Figure content listings:
____

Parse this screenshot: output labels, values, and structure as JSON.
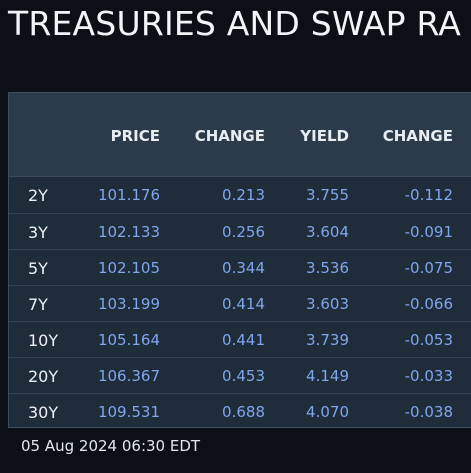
{
  "title": "TREASURIES AND SWAP RA",
  "columns": {
    "price": "PRICE",
    "change": "CHANGE",
    "yield": "YIELD",
    "yield_change": "CHANGE"
  },
  "rows": [
    {
      "tenor": "2Y",
      "price": "101.176",
      "change": "0.213",
      "yield": "3.755",
      "yield_change": "-0.112"
    },
    {
      "tenor": "3Y",
      "price": "102.133",
      "change": "0.256",
      "yield": "3.604",
      "yield_change": "-0.091"
    },
    {
      "tenor": "5Y",
      "price": "102.105",
      "change": "0.344",
      "yield": "3.536",
      "yield_change": "-0.075"
    },
    {
      "tenor": "7Y",
      "price": "103.199",
      "change": "0.414",
      "yield": "3.603",
      "yield_change": "-0.066"
    },
    {
      "tenor": "10Y",
      "price": "105.164",
      "change": "0.441",
      "yield": "3.739",
      "yield_change": "-0.053"
    },
    {
      "tenor": "20Y",
      "price": "106.367",
      "change": "0.453",
      "yield": "4.149",
      "yield_change": "-0.033"
    },
    {
      "tenor": "30Y",
      "price": "109.531",
      "change": "0.688",
      "yield": "4.070",
      "yield_change": "-0.038"
    }
  ],
  "timestamp": "05 Aug 2024 06:30 EDT",
  "colors": {
    "background": "#0c1016",
    "panel": "#1f2c39",
    "header": "#2b3b4a",
    "value": "#7fa6ee"
  }
}
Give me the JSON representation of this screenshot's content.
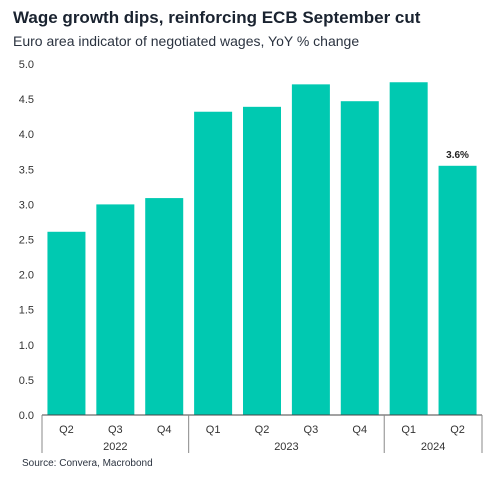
{
  "title": "Wage growth dips, reinforcing ECB September cut",
  "subtitle": "Euro area indicator of negotiated wages, YoY % change",
  "source": "Source: Convera, Macrobond",
  "colors": {
    "bar": "#00c9b1",
    "axis": "#444444",
    "separator": "#888888"
  },
  "chart_data": {
    "type": "bar",
    "categories": [
      "Q2",
      "Q3",
      "Q4",
      "Q1",
      "Q2",
      "Q3",
      "Q4",
      "Q1",
      "Q2"
    ],
    "year_groups": [
      {
        "label": "2022",
        "start": 0,
        "end": 2
      },
      {
        "label": "2023",
        "start": 3,
        "end": 6
      },
      {
        "label": "2024",
        "start": 7,
        "end": 8
      }
    ],
    "values": [
      2.61,
      3.0,
      3.09,
      4.32,
      4.39,
      4.71,
      4.47,
      4.74,
      3.55
    ],
    "data_labels": [
      {
        "index": 8,
        "text": "3.6%"
      }
    ],
    "ylim": [
      0,
      5
    ],
    "yticks": [
      "0.0",
      "0.5",
      "1.0",
      "1.5",
      "2.0",
      "2.5",
      "3.0",
      "3.5",
      "4.0",
      "4.5",
      "5.0"
    ],
    "xlabel": "",
    "ylabel": "",
    "grid": false,
    "legend": "none"
  }
}
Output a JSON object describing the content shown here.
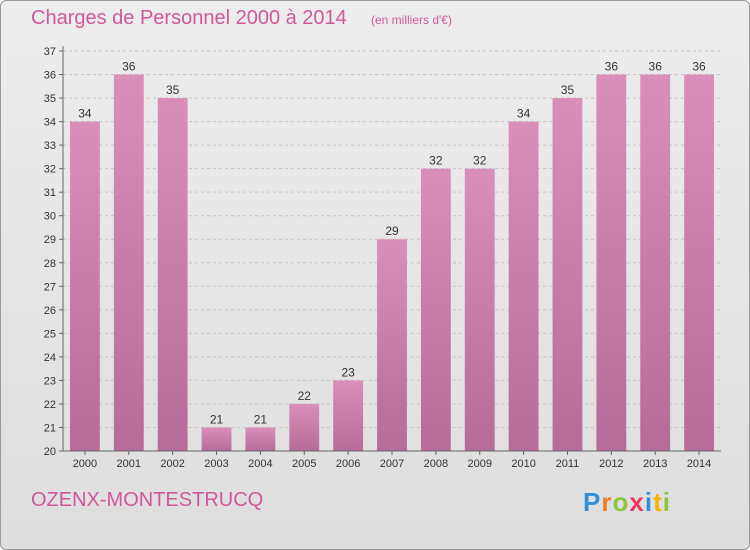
{
  "header": {
    "title": "Charges de Personnel 2000 à 2014",
    "unit": "(en milliers d'€)"
  },
  "footer": {
    "commune": "OZENX-MONTESTRUCQ",
    "logo": {
      "letters": [
        "P",
        "r",
        "o",
        "x",
        "i",
        "t",
        "i"
      ],
      "colors": [
        "#2f8fd8",
        "#f07d1e",
        "#8cc63f",
        "#e8385e",
        "#2f8fd8",
        "#f7b500",
        "#8cc63f"
      ]
    }
  },
  "chart_data": {
    "type": "bar",
    "categories": [
      "2000",
      "2001",
      "2002",
      "2003",
      "2004",
      "2005",
      "2006",
      "2007",
      "2008",
      "2009",
      "2010",
      "2011",
      "2012",
      "2013",
      "2014"
    ],
    "values": [
      34,
      36,
      35,
      21,
      21,
      22,
      23,
      29,
      32,
      32,
      34,
      35,
      36,
      36,
      36
    ],
    "ylim": [
      20,
      37
    ],
    "yticks": [
      20,
      21,
      22,
      23,
      24,
      25,
      26,
      27,
      28,
      29,
      30,
      31,
      32,
      33,
      34,
      35,
      36,
      37
    ],
    "grid": true,
    "bar_color": "#d98fb8",
    "bar_color_dark": "#b76b98"
  }
}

____

Return all lines with the word "JSON" in them.

__Solution to this task__.
Parse this screenshot: output labels, values, and structure as JSON.
Give me the JSON representation of this screenshot's content.
Output a JSON object describing the content shown here.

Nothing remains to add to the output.